PROMPT: State the number of lines that contain the word "drivers", and add nothing else.

* START *

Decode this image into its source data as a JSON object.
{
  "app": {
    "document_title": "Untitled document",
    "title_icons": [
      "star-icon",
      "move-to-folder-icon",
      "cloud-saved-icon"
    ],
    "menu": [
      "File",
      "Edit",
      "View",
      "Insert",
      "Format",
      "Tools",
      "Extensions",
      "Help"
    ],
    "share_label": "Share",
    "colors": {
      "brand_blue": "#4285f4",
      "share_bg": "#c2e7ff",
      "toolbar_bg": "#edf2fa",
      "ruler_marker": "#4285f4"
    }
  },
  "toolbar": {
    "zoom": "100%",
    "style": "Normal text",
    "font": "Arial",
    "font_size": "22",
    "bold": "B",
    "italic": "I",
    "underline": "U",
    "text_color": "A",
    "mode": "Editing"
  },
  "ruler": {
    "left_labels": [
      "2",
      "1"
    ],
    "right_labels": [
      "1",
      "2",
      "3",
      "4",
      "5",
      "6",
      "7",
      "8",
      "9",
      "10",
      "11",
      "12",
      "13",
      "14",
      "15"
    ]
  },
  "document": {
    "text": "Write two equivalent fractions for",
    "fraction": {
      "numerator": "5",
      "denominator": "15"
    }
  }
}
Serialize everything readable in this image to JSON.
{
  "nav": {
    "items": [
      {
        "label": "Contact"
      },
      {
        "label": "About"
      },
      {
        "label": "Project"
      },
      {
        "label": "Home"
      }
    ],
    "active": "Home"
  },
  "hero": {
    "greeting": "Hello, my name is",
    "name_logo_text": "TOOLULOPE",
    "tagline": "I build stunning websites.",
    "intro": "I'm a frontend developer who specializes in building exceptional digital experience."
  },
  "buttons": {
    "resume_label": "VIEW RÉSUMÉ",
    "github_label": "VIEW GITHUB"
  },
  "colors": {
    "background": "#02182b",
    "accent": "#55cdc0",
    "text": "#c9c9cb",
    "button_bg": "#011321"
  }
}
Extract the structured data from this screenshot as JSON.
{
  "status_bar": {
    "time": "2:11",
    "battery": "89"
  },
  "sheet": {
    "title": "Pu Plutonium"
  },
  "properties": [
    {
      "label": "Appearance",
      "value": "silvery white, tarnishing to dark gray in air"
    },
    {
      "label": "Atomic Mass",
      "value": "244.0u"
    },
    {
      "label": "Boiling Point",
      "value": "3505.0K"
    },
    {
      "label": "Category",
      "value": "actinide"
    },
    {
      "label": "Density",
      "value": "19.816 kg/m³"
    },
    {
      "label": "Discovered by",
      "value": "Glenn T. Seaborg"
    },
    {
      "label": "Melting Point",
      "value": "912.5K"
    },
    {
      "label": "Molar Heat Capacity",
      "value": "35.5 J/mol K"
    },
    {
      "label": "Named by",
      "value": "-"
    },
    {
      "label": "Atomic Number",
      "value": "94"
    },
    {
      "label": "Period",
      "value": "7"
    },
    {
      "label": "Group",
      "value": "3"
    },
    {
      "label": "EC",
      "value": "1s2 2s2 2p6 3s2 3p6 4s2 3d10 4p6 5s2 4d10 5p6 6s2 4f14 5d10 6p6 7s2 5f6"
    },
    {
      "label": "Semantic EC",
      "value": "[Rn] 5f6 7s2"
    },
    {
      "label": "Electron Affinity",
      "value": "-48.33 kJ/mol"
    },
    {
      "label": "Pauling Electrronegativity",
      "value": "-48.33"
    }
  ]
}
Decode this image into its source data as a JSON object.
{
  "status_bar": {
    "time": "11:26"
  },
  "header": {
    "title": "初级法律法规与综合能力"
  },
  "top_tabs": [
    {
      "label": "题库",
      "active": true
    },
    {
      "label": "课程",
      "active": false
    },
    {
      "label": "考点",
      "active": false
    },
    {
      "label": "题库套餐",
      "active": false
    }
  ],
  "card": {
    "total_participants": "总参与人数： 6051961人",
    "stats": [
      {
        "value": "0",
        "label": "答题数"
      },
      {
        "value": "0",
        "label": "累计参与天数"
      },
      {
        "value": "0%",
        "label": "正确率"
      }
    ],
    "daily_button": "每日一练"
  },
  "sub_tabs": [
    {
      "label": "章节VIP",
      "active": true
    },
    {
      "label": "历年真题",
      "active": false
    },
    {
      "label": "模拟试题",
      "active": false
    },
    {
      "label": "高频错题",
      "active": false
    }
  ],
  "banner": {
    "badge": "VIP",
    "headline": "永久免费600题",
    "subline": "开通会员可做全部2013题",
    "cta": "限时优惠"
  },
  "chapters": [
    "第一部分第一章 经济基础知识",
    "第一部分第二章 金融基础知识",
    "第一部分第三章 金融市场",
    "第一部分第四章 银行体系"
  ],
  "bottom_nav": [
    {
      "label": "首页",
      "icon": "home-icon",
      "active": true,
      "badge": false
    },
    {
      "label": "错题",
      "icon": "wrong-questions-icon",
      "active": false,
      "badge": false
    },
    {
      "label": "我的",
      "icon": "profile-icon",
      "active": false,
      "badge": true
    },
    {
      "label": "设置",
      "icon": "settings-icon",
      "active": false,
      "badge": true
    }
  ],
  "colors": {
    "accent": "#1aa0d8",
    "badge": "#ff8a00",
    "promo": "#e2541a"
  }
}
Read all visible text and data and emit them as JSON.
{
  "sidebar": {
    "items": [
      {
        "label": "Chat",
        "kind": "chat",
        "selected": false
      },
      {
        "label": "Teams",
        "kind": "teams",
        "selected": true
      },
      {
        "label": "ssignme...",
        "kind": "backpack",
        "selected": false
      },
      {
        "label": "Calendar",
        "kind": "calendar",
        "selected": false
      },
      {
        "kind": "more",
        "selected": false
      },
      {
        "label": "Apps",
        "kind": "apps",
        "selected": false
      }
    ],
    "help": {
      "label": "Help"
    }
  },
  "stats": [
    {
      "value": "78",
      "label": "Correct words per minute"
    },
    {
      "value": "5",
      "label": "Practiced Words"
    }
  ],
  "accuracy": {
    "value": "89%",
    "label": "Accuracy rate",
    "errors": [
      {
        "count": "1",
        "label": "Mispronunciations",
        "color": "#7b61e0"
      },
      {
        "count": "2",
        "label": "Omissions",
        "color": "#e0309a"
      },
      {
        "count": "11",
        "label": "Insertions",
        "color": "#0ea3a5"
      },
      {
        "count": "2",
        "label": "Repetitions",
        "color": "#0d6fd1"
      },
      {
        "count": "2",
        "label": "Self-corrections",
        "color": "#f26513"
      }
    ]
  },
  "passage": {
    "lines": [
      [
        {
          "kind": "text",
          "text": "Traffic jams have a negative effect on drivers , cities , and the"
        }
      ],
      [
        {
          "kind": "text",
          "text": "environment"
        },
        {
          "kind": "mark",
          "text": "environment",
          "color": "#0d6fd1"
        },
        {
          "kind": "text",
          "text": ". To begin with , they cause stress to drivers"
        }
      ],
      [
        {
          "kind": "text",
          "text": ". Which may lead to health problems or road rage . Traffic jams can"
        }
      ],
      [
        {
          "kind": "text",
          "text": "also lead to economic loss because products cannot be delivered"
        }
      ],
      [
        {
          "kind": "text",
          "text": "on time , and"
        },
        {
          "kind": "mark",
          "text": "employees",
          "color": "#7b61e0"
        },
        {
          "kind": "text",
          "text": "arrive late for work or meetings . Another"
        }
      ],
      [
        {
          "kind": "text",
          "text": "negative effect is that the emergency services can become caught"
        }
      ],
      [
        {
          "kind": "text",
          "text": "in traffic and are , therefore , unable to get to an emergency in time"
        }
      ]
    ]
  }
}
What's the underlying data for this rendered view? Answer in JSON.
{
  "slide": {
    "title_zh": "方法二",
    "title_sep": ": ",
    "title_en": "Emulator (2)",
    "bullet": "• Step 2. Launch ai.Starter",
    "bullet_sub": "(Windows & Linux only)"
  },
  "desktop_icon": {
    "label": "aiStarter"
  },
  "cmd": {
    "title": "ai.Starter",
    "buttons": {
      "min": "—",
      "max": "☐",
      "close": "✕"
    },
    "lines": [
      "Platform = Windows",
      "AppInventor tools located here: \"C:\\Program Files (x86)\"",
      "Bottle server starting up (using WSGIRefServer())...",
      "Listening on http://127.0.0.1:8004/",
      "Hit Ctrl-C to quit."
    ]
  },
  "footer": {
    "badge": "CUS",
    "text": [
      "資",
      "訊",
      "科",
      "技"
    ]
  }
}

* END *

CORRECT RESULT: 2